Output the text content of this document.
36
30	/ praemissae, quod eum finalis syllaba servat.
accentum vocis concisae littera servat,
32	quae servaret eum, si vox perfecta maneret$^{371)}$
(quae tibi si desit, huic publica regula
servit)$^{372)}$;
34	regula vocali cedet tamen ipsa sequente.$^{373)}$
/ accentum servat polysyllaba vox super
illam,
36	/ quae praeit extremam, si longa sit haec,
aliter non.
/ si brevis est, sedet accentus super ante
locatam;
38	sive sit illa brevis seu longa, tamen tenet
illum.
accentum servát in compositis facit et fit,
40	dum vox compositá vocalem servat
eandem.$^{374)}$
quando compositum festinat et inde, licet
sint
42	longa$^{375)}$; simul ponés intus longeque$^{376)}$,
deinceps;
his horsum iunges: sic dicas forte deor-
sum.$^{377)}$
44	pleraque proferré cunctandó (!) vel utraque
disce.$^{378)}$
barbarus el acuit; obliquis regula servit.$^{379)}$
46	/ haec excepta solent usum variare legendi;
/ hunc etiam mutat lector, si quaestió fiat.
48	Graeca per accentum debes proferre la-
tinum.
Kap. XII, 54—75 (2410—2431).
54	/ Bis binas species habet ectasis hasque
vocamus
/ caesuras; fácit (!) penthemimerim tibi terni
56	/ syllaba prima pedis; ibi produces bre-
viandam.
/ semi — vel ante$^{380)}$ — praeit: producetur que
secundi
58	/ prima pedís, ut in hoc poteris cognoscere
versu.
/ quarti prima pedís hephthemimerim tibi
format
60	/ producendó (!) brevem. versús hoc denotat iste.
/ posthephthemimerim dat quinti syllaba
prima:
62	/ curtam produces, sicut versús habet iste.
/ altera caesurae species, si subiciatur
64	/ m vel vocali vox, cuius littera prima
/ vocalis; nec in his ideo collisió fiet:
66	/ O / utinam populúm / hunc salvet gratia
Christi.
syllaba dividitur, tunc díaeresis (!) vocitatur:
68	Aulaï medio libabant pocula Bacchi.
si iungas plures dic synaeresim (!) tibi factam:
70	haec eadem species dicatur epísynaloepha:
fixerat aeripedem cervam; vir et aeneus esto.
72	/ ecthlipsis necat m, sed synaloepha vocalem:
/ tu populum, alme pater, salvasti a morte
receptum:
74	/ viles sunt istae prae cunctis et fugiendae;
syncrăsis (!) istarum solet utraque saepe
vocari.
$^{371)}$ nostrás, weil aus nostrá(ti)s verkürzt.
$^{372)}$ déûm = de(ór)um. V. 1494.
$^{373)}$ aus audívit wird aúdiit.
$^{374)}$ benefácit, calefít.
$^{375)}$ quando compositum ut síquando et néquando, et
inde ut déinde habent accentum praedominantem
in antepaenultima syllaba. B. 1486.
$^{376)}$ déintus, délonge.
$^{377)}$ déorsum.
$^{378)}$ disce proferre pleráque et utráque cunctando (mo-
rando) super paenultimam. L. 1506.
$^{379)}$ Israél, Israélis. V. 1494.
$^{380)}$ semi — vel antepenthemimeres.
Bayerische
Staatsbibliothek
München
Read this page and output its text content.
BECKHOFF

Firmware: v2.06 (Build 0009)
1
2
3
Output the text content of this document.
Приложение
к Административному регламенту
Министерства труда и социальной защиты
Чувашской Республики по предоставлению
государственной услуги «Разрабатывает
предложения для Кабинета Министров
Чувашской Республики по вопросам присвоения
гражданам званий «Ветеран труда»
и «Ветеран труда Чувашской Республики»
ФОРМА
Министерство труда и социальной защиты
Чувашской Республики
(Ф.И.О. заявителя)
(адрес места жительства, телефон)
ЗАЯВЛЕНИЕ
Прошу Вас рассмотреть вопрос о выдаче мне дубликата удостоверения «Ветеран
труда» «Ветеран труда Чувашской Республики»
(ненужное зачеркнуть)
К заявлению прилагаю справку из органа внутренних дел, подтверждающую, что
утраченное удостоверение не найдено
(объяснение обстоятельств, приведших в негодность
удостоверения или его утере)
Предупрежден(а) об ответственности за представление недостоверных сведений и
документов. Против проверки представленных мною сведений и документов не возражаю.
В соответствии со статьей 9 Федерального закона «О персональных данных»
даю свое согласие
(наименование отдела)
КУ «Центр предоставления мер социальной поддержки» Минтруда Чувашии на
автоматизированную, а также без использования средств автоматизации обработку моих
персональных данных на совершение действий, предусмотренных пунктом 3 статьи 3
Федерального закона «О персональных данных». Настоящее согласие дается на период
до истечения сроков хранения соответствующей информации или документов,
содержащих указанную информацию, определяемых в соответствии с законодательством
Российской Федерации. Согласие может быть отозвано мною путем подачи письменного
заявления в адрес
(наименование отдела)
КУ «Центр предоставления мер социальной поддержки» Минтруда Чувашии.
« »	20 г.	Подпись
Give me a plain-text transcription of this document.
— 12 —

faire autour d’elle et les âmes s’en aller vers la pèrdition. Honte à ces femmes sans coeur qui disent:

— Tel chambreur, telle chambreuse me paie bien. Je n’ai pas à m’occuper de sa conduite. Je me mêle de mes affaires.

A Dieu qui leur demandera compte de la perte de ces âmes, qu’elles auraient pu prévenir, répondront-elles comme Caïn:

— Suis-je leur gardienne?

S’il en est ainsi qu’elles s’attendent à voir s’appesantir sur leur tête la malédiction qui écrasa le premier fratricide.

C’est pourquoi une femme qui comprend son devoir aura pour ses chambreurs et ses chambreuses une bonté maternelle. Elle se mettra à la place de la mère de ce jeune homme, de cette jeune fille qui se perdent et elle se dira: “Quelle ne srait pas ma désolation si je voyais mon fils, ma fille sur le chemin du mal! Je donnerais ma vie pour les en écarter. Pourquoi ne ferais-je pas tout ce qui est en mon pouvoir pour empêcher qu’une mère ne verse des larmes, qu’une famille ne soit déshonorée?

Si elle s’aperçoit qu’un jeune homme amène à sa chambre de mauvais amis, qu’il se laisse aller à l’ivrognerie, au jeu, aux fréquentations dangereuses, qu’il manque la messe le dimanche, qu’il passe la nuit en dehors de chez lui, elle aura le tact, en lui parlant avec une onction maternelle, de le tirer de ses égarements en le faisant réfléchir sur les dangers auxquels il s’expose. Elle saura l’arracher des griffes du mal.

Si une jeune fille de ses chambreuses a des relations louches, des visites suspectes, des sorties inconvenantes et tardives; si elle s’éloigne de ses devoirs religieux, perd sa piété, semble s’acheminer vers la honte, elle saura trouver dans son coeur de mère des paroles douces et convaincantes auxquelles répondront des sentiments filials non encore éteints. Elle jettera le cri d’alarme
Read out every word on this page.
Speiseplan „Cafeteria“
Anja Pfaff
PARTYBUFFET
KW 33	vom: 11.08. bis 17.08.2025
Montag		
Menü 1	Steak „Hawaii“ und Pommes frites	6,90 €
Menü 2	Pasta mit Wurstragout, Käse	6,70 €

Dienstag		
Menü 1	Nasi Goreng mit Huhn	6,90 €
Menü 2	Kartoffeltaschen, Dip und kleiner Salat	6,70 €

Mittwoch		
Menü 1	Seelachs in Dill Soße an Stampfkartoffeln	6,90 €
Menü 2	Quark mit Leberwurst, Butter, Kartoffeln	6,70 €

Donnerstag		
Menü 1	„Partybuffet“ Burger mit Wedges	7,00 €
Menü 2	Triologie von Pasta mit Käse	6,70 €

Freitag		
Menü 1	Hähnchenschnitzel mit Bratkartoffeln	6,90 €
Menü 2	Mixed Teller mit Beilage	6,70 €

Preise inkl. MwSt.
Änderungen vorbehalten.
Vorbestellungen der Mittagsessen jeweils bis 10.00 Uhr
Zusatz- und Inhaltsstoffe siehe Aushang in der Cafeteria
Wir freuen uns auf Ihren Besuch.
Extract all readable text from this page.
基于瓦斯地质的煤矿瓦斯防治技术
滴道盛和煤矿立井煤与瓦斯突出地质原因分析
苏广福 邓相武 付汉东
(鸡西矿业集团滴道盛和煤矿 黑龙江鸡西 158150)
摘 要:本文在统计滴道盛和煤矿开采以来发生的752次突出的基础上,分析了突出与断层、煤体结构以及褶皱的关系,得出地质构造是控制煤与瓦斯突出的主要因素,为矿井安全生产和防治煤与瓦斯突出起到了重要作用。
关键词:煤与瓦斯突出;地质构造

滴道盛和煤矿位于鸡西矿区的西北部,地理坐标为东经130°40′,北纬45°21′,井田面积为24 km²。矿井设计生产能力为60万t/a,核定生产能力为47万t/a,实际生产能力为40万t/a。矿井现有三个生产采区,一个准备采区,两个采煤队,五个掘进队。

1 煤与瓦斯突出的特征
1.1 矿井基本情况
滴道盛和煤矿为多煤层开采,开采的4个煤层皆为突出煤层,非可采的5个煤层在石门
___
> _TASK OBJECTIVE_
State how many lines of the entries above include the word "répondront", offering no text other than the number.

> _ANSWER TO THIS TASK_
2